**MATERIAL**
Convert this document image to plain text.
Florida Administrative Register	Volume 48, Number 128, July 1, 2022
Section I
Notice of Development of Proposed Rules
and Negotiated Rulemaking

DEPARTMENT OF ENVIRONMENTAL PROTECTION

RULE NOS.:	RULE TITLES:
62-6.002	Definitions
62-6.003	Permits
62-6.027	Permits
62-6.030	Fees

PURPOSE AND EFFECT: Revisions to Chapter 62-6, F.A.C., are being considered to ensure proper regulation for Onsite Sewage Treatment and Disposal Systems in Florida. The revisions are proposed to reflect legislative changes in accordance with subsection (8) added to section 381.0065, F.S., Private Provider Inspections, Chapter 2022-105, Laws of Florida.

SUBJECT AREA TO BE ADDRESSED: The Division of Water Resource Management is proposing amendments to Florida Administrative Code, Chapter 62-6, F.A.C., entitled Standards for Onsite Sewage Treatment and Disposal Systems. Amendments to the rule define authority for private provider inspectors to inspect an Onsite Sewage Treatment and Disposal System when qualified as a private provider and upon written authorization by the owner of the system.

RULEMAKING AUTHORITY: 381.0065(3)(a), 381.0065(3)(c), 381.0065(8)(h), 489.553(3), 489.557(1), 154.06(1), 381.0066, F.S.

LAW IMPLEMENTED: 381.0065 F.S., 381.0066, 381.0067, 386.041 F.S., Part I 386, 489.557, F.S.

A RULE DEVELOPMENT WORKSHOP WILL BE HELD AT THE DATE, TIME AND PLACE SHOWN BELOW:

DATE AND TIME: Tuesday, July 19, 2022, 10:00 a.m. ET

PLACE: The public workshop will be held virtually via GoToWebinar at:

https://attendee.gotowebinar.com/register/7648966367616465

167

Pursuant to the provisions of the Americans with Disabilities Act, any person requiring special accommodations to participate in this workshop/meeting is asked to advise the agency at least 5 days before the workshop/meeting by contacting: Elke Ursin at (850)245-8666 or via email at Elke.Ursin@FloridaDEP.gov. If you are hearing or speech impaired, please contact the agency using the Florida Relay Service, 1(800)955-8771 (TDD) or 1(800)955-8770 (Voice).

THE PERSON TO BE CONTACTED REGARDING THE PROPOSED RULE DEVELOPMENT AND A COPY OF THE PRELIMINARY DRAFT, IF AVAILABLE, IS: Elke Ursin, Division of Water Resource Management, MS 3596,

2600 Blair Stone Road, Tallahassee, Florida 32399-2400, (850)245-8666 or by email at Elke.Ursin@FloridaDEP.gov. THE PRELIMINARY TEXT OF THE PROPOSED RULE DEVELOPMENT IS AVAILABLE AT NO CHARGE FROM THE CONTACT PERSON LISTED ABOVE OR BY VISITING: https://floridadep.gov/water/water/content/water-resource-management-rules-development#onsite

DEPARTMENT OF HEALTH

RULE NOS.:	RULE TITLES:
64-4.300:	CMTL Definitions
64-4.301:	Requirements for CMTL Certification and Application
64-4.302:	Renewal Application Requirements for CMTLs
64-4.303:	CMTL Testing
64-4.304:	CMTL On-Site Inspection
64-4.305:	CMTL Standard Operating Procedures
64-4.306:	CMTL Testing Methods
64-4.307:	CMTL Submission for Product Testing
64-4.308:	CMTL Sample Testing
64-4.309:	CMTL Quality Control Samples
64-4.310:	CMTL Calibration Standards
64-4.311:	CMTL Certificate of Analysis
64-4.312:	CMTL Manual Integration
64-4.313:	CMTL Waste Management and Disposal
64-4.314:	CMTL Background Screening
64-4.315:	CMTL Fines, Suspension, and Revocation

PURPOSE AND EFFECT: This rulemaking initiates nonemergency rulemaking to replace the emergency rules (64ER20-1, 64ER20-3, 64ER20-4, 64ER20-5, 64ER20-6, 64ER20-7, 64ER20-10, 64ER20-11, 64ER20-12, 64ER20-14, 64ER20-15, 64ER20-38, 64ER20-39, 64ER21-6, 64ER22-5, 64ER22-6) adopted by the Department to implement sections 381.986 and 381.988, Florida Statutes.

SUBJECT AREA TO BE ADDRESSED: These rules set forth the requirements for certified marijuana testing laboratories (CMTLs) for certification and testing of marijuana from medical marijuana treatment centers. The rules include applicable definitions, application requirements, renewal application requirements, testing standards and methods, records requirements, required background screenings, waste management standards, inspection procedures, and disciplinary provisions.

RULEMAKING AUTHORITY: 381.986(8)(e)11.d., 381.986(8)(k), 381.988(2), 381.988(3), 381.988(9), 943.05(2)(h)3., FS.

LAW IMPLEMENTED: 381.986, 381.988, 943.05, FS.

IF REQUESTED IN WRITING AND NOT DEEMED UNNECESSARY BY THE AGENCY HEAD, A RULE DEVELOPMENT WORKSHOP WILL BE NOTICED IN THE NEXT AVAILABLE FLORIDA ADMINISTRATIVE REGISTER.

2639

**STATED EXERCISE**
Scan the listing above and copy all lines containing the word "Chapter".

**EXERCISE OUTPUT**
PURPOSE AND EFFECT: Revisions to Chapter 62-6, F.A.C., are being considered to ensure proper regulation for Onsite Sewage Treatment and Disposal Systems in Florida. The revisions are proposed to reflect legislative changes in accordance with subsection (8) added to section 381.0065, F.S., Private Provider Inspections, Chapter 2022-105, Laws of Florida.
SUBJECT AREA TO BE ADDRESSED: The Division of Water Resource Management is proposing amendments to Florida Administrative Code, Chapter 62-6, F.A.C., entitled Standards for Onsite Sewage Treatment and Disposal Systems. Amendments to the rule define authority for private provider inspectors to inspect an Onsite Sewage Treatment and Disposal System when qualified as a private provider and upon written authorization by the owner of the system.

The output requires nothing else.